>> begin DATA SUPPLIED

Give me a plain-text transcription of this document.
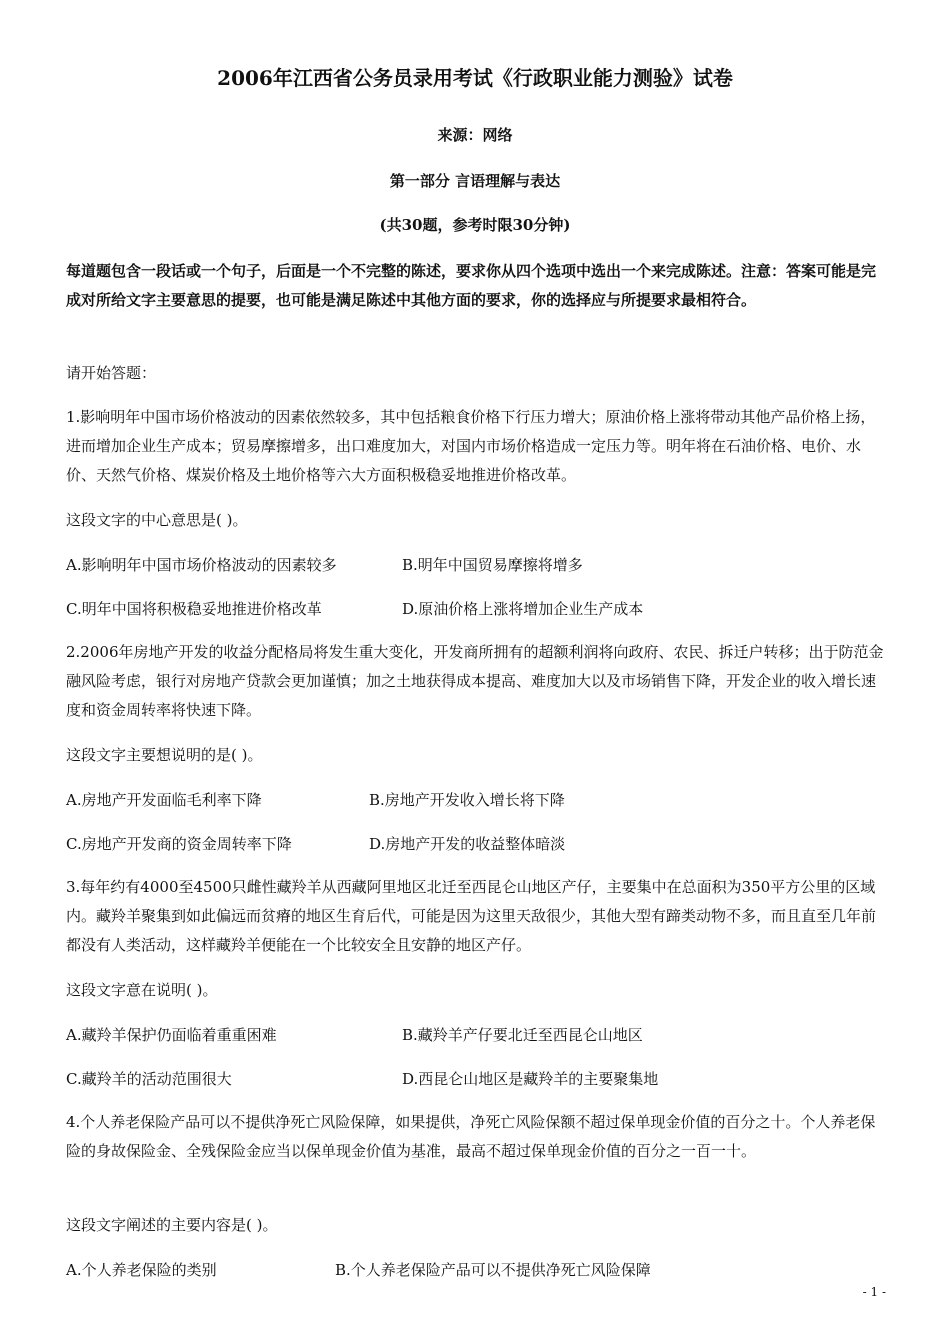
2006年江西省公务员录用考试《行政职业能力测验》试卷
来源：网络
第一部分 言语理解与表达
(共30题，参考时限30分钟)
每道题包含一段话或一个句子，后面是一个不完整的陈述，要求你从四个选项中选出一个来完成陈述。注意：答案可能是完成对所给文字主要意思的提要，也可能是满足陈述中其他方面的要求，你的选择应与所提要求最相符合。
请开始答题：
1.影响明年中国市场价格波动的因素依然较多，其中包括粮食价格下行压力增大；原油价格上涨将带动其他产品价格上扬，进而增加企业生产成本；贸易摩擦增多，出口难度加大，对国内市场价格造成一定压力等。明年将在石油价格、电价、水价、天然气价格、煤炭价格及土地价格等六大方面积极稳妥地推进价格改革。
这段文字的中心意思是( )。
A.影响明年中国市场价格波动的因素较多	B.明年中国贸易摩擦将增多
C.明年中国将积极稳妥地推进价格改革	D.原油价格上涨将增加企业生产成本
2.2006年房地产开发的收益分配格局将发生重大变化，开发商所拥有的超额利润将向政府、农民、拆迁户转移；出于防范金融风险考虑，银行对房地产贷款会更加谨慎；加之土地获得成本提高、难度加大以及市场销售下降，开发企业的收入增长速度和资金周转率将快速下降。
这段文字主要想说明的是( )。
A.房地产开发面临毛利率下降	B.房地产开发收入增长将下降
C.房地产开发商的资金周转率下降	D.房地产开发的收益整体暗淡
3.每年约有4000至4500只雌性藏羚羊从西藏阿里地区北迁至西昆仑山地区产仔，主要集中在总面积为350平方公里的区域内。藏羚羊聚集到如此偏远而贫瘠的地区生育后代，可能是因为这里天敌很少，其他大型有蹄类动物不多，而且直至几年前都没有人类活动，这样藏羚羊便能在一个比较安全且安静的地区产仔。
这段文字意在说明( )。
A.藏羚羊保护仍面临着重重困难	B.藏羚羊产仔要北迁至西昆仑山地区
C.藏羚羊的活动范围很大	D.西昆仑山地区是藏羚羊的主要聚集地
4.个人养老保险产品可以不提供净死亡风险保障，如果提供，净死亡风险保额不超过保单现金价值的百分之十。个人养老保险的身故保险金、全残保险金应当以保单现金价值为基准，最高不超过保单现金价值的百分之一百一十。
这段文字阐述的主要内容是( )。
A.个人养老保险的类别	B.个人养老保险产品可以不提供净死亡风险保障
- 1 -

>> end DATA SUPPLIED

Set down the records in full and exactly. Do not carry over any image.

» CORRECT RESPONSE
Give me a plain-text transcription of this document.
2006年江西省公务员录用考试《行政职业能力测验》试卷
来源：网络
第一部分 言语理解与表达
(共30题，参考时限30分钟)
每道题包含一段话或一个句子，后面是一个不完整的陈述，要求你从四个选项中选出一个来完成陈述。注意：答案可能是完成对所给文字主要意思的提要，也可能是满足陈述中其他方面的要求，你的选择应与所提要求最相符合。
请开始答题：
1.影响明年中国市场价格波动的因素依然较多，其中包括粮食价格下行压力增大；原油价格上涨将带动其他产品价格上扬，进而增加企业生产成本；贸易摩擦增多，出口难度加大，对国内市场价格造成一定压力等。明年将在石油价格、电价、水价、天然气价格、煤炭价格及土地价格等六大方面积极稳妥地推进价格改革。
这段文字的中心意思是( )。
A.影响明年中国市场价格波动的因素较多	B.明年中国贸易摩擦将增多
C.明年中国将积极稳妥地推进价格改革	D.原油价格上涨将增加企业生产成本
2.2006年房地产开发的收益分配格局将发生重大变化，开发商所拥有的超额利润将向政府、农民、拆迁户转移；出于防范金融风险考虑，银行对房地产贷款会更加谨慎；加之土地获得成本提高、难度加大以及市场销售下降，开发企业的收入增长速度和资金周转率将快速下降。
这段文字主要想说明的是( )。
A.房地产开发面临毛利率下降	B.房地产开发收入增长将下降
C.房地产开发商的资金周转率下降	D.房地产开发的收益整体暗淡
3.每年约有4000至4500只雌性藏羚羊从西藏阿里地区北迁至西昆仑山地区产仔，主要集中在总面积为350平方公里的区域内。藏羚羊聚集到如此偏远而贫瘠的地区生育后代，可能是因为这里天敌很少，其他大型有蹄类动物不多，而且直至几年前都没有人类活动，这样藏羚羊便能在一个比较安全且安静的地区产仔。
这段文字意在说明( )。
A.藏羚羊保护仍面临着重重困难	B.藏羚羊产仔要北迁至西昆仑山地区
C.藏羚羊的活动范围很大	D.西昆仑山地区是藏羚羊的主要聚集地
4.个人养老保险产品可以不提供净死亡风险保障，如果提供，净死亡风险保额不超过保单现金价值的百分之十。个人养老保险的身故保险金、全残保险金应当以保单现金价值为基准，最高不超过保单现金价值的百分之一百一十。
这段文字阐述的主要内容是( )。
A.个人养老保险的类别	B.个人养老保险产品可以不提供净死亡风险保障
- 1 -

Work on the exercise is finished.